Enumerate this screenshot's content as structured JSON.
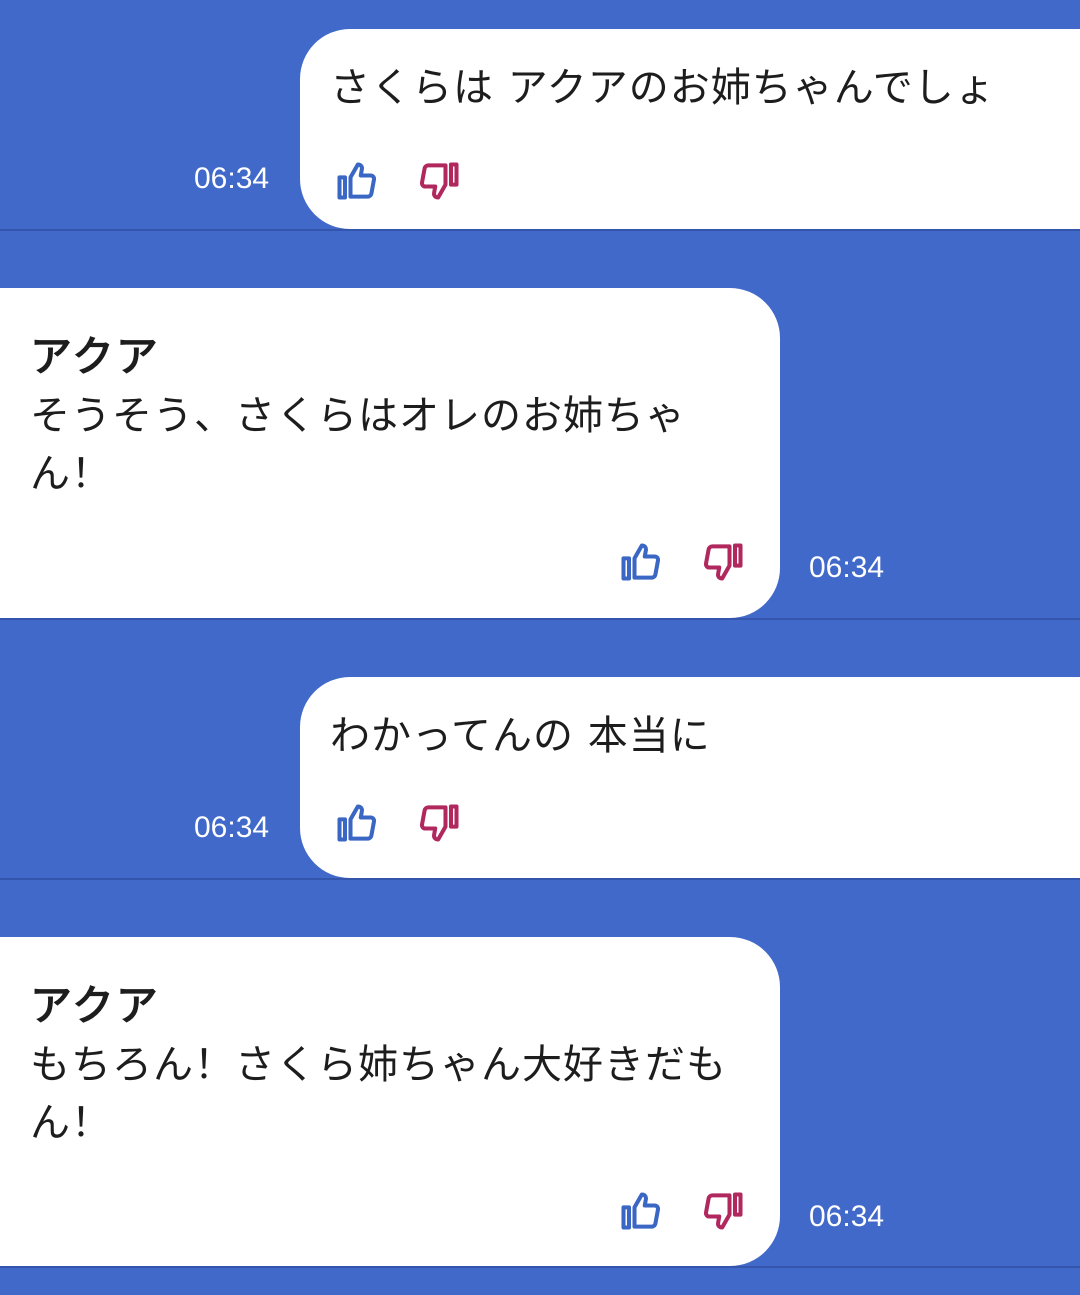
{
  "colors": {
    "background": "#4169C9",
    "bubble": "#FFFFFF",
    "text": "#1D1D1D",
    "like": "#3A66C4",
    "dislike": "#B0285E"
  },
  "messages": [
    {
      "role": "user",
      "text": "さくらは アクアのお姉ちゃんでしょ",
      "time": "06:34",
      "like_icon": "thumbs-up-icon",
      "dislike_icon": "thumbs-down-icon"
    },
    {
      "role": "bot",
      "sender": "アクア",
      "text": "そうそう、さくらはオレのお姉ちゃん！",
      "time": "06:34",
      "like_icon": "thumbs-up-icon",
      "dislike_icon": "thumbs-down-icon"
    },
    {
      "role": "user",
      "text": "わかってんの 本当に",
      "time": "06:34",
      "like_icon": "thumbs-up-icon",
      "dislike_icon": "thumbs-down-icon"
    },
    {
      "role": "bot",
      "sender": "アクア",
      "text": "もちろん！さくら姉ちゃん大好きだもん！",
      "time": "06:34",
      "like_icon": "thumbs-up-icon",
      "dislike_icon": "thumbs-down-icon"
    }
  ]
}
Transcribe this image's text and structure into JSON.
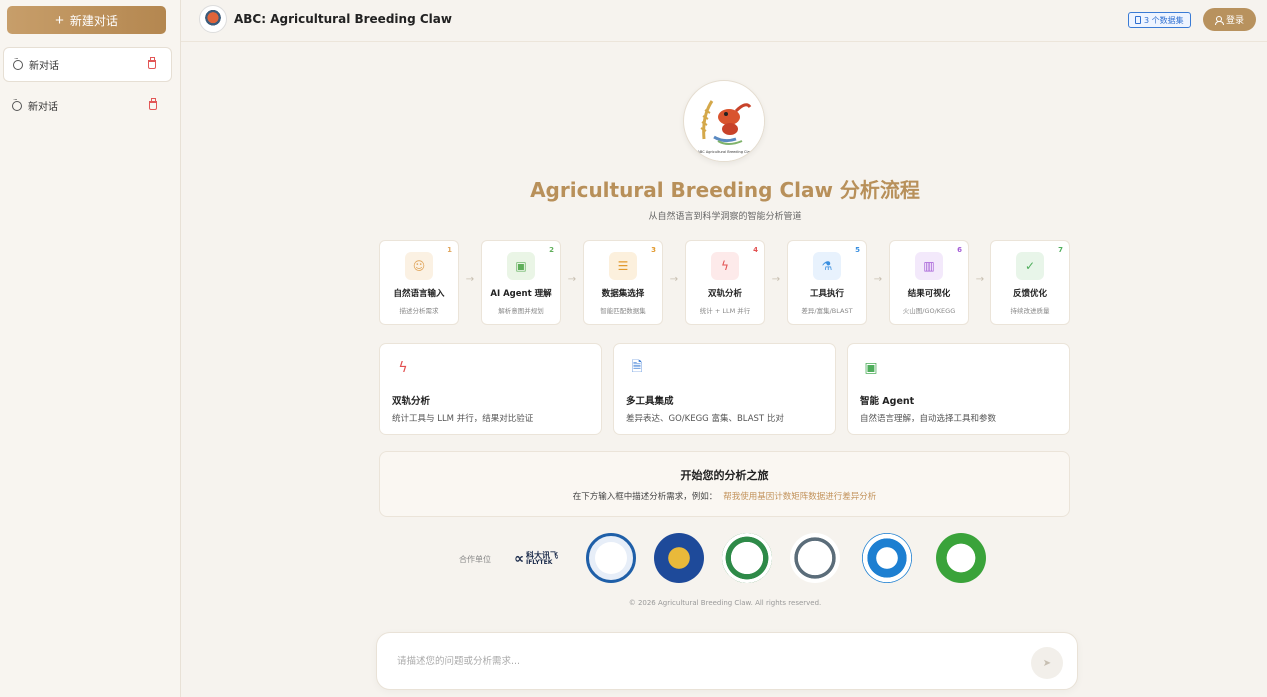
{
  "sidebar": {
    "new_chat_label": "新建对话",
    "conversations": [
      {
        "label": "新对话"
      },
      {
        "label": "新对话"
      }
    ]
  },
  "header": {
    "title": "ABC: Agricultural Breeding Claw",
    "dataset_badge": "3 个数据集",
    "login_label": "登录"
  },
  "hero": {
    "logo_text": "ABC Agricultural Breeding Claw",
    "title": "Agricultural Breeding Claw 分析流程",
    "subtitle": "从自然语言到科学洞察的智能分析管道"
  },
  "steps": [
    {
      "num": "1",
      "title": "自然语言输入",
      "desc": "描述分析需求",
      "icon": "chat-icon",
      "color": "#e0a55b",
      "bg": "#fbf1e3"
    },
    {
      "num": "2",
      "title": "AI Agent 理解",
      "desc": "解析意图并规划",
      "icon": "robot-icon",
      "color": "#5fae5a",
      "bg": "#eaf5e6"
    },
    {
      "num": "3",
      "title": "数据集选择",
      "desc": "智能匹配数据集",
      "icon": "database-icon",
      "color": "#e29a2f",
      "bg": "#fcf0dd"
    },
    {
      "num": "4",
      "title": "双轨分析",
      "desc": "统计 + LLM 并行",
      "icon": "lightning-icon",
      "color": "#e25050",
      "bg": "#fdeaea"
    },
    {
      "num": "5",
      "title": "工具执行",
      "desc": "差异/富集/BLAST",
      "icon": "flask-icon",
      "color": "#3a8fe0",
      "bg": "#e8f2fd"
    },
    {
      "num": "6",
      "title": "结果可视化",
      "desc": "火山图/GO/KEGG",
      "icon": "chart-icon",
      "color": "#a35bd6",
      "bg": "#f3e9fb"
    },
    {
      "num": "7",
      "title": "反馈优化",
      "desc": "持续改进质量",
      "icon": "check-circle-icon",
      "color": "#4fae5c",
      "bg": "#e8f5e9"
    }
  ],
  "features": [
    {
      "title": "双轨分析",
      "desc": "统计工具与 LLM 并行，结果对比验证",
      "icon": "lightning-icon",
      "color": "#e25050"
    },
    {
      "title": "多工具集成",
      "desc": "差异表达、GO/KEGG 富集、BLAST 比对",
      "icon": "file-search-icon",
      "color": "#3a7bd5"
    },
    {
      "title": "智能 Agent",
      "desc": "自然语言理解，自动选择工具和参数",
      "icon": "robot-icon",
      "color": "#4fae5c"
    }
  ],
  "start": {
    "title": "开始您的分析之旅",
    "prompt": "在下方输入框中描述分析需求，例如：",
    "example": "帮我使用基因计数矩阵数据进行差异分析"
  },
  "partners": {
    "label": "合作单位",
    "iflytek_cn": "科大讯飞",
    "iflytek_en": "IFLYTEK",
    "seals": [
      {
        "name": "partner-seal-1",
        "color": "#1f5fa8"
      },
      {
        "name": "partner-seal-2",
        "color": "#1e4a9a"
      },
      {
        "name": "partner-seal-3",
        "color": "#2e8a48"
      },
      {
        "name": "partner-seal-4",
        "color": "#5b6d7a"
      },
      {
        "name": "partner-seal-5",
        "color": "#1d7fd1"
      },
      {
        "name": "partner-seal-6",
        "color": "#3aa33a"
      }
    ]
  },
  "footer": {
    "copyright": "© 2026 Agricultural Breeding Claw. All rights reserved."
  },
  "input": {
    "placeholder": "请描述您的问题或分析需求...",
    "value": ""
  },
  "colors": {
    "accent": "#b8905a",
    "background": "#f6f3ee"
  }
}
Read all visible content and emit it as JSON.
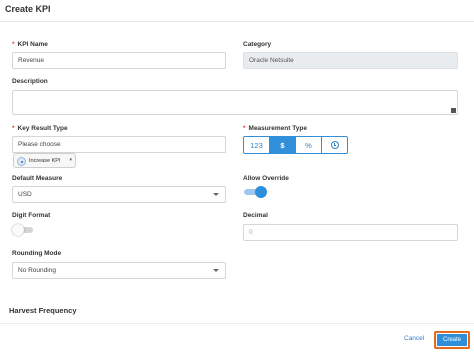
{
  "dialog": {
    "title": "Create KPI"
  },
  "form": {
    "kpi_name": {
      "label": "KPI Name",
      "required": true,
      "value": "Revenue"
    },
    "category": {
      "label": "Category",
      "value": "Oracle Netsuite"
    },
    "description": {
      "label": "Description",
      "value": ""
    },
    "key_result_type": {
      "label": "Key Result Type",
      "required": true,
      "placeholder": "Please choose",
      "chip": {
        "label": "Increase KPI",
        "icon": "target-icon",
        "caret": "▾"
      }
    },
    "measurement_type": {
      "label": "Measurement Type",
      "required": true,
      "options": [
        {
          "label": "123",
          "active": false
        },
        {
          "label": "$",
          "active": true
        },
        {
          "label": "%",
          "active": false
        },
        {
          "label": "",
          "icon": "clock-icon",
          "active": false
        }
      ]
    },
    "default_measure": {
      "label": "Default Measure",
      "value": "USD"
    },
    "allow_override": {
      "label": "Allow Override",
      "on": true
    },
    "digit_format": {
      "label": "Digit Format",
      "on": false
    },
    "decimal": {
      "label": "Decimal",
      "placeholder": "0"
    },
    "rounding_mode": {
      "label": "Rounding Mode",
      "value": "No Rounding"
    }
  },
  "sections": {
    "harvest_frequency": "Harvest Frequency"
  },
  "footer": {
    "cancel_label": "Cancel",
    "create_label": "Create"
  },
  "colors": {
    "accent": "#2f8fd8",
    "required": "#e0413a",
    "highlight": "#e36a1e"
  }
}
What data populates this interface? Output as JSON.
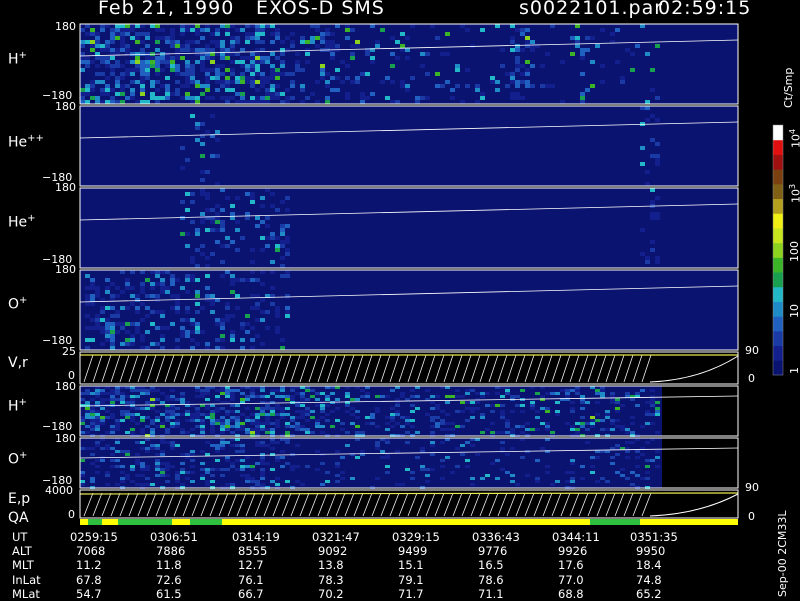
------------------------------
-- Problem to work on --
Leave out the pictures and print each record exactly as it stands.

-- Solution for this problem --
Enumerate this screenshot's content as structured JSON.
{
  "colors": {
    "background": "#4169C9",
    "bubble": "#FFFFFF",
    "text": "#1D1D1D",
    "like": "#3A66C4",
    "dislike": "#B0285E"
  },
  "messages": [
    {
      "role": "user",
      "text": "さくらは アクアのお姉ちゃんでしょ",
      "time": "06:34",
      "like_icon": "thumbs-up-icon",
      "dislike_icon": "thumbs-down-icon"
    },
    {
      "role": "bot",
      "sender": "アクア",
      "text": "そうそう、さくらはオレのお姉ちゃん！",
      "time": "06:34",
      "like_icon": "thumbs-up-icon",
      "dislike_icon": "thumbs-down-icon"
    },
    {
      "role": "user",
      "text": "わかってんの 本当に",
      "time": "06:34",
      "like_icon": "thumbs-up-icon",
      "dislike_icon": "thumbs-down-icon"
    },
    {
      "role": "bot",
      "sender": "アクア",
      "text": "もちろん！さくら姉ちゃん大好きだもん！",
      "time": "06:34",
      "like_icon": "thumbs-up-icon",
      "dislike_icon": "thumbs-down-icon"
    }
  ]
}
Transcribe this image's text and structure into JSON.
{
  "sidebar": {
    "new_chat_label": "新建对话",
    "conversations": [
      {
        "label": "新对话"
      },
      {
        "label": "新对话"
      }
    ]
  },
  "header": {
    "title": "ABC: Agricultural Breeding Claw",
    "dataset_badge": "3 个数据集",
    "login_label": "登录"
  },
  "hero": {
    "logo_text": "ABC Agricultural Breeding Claw",
    "title": "Agricultural Breeding Claw 分析流程",
    "subtitle": "从自然语言到科学洞察的智能分析管道"
  },
  "steps": [
    {
      "num": "1",
      "title": "自然语言输入",
      "desc": "描述分析需求",
      "icon": "chat-icon",
      "color": "#e0a55b",
      "bg": "#fbf1e3"
    },
    {
      "num": "2",
      "title": "AI Agent 理解",
      "desc": "解析意图并规划",
      "icon": "robot-icon",
      "color": "#5fae5a",
      "bg": "#eaf5e6"
    },
    {
      "num": "3",
      "title": "数据集选择",
      "desc": "智能匹配数据集",
      "icon": "database-icon",
      "color": "#e29a2f",
      "bg": "#fcf0dd"
    },
    {
      "num": "4",
      "title": "双轨分析",
      "desc": "统计 + LLM 并行",
      "icon": "lightning-icon",
      "color": "#e25050",
      "bg": "#fdeaea"
    },
    {
      "num": "5",
      "title": "工具执行",
      "desc": "差异/富集/BLAST",
      "icon": "flask-icon",
      "color": "#3a8fe0",
      "bg": "#e8f2fd"
    },
    {
      "num": "6",
      "title": "结果可视化",
      "desc": "火山图/GO/KEGG",
      "icon": "chart-icon",
      "color": "#a35bd6",
      "bg": "#f3e9fb"
    },
    {
      "num": "7",
      "title": "反馈优化",
      "desc": "持续改进质量",
      "icon": "check-circle-icon",
      "color": "#4fae5c",
      "bg": "#e8f5e9"
    }
  ],
  "features": [
    {
      "title": "双轨分析",
      "desc": "统计工具与 LLM 并行，结果对比验证",
      "icon": "lightning-icon",
      "color": "#e25050"
    },
    {
      "title": "多工具集成",
      "desc": "差异表达、GO/KEGG 富集、BLAST 比对",
      "icon": "file-search-icon",
      "color": "#3a7bd5"
    },
    {
      "title": "智能 Agent",
      "desc": "自然语言理解，自动选择工具和参数",
      "icon": "robot-icon",
      "color": "#4fae5c"
    }
  ],
  "start": {
    "title": "开始您的分析之旅",
    "prompt": "在下方输入框中描述分析需求，例如：",
    "example": "帮我使用基因计数矩阵数据进行差异分析"
  },
  "partners": {
    "label": "合作单位",
    "iflytek_cn": "科大讯飞",
    "iflytek_en": "IFLYTEK",
    "seals": [
      {
        "name": "partner-seal-1",
        "color": "#1f5fa8"
      },
      {
        "name": "partner-seal-2",
        "color": "#1e4a9a"
      },
      {
        "name": "partner-seal-3",
        "color": "#2e8a48"
      },
      {
        "name": "partner-seal-4",
        "color": "#5b6d7a"
      },
      {
        "name": "partner-seal-5",
        "color": "#1d7fd1"
      },
      {
        "name": "partner-seal-6",
        "color": "#3aa33a"
      }
    ]
  },
  "footer": {
    "copyright": "© 2026 Agricultural Breeding Claw. All rights reserved."
  },
  "input": {
    "placeholder": "请描述您的问题或分析需求...",
    "value": ""
  },
  "colors": {
    "accent": "#b8905a",
    "background": "#f6f3ee"
  }
}
Read all visible content and emit it as JSON.
{
  "dialog": {
    "title": "Create KPI"
  },
  "form": {
    "kpi_name": {
      "label": "KPI Name",
      "required": true,
      "value": "Revenue"
    },
    "category": {
      "label": "Category",
      "value": "Oracle Netsuite"
    },
    "description": {
      "label": "Description",
      "value": ""
    },
    "key_result_type": {
      "label": "Key Result Type",
      "required": true,
      "placeholder": "Please choose",
      "chip": {
        "label": "Increase KPI",
        "icon": "target-icon",
        "caret": "▾"
      }
    },
    "measurement_type": {
      "label": "Measurement Type",
      "required": true,
      "options": [
        {
          "label": "123",
          "active": false
        },
        {
          "label": "$",
          "active": true
        },
        {
          "label": "%",
          "active": false
        },
        {
          "label": "",
          "icon": "clock-icon",
          "active": false
        }
      ]
    },
    "default_measure": {
      "label": "Default Measure",
      "value": "USD"
    },
    "allow_override": {
      "label": "Allow Override",
      "on": true
    },
    "digit_format": {
      "label": "Digit Format",
      "on": false
    },
    "decimal": {
      "label": "Decimal",
      "placeholder": "0"
    },
    "rounding_mode": {
      "label": "Rounding Mode",
      "value": "No Rounding"
    }
  },
  "sections": {
    "harvest_frequency": "Harvest Frequency"
  },
  "footer": {
    "cancel_label": "Cancel",
    "create_label": "Create"
  },
  "colors": {
    "accent": "#2f8fd8",
    "required": "#e0413a",
    "highlight": "#e36a1e"
  }
}
What data populates this interface? Output as JSON.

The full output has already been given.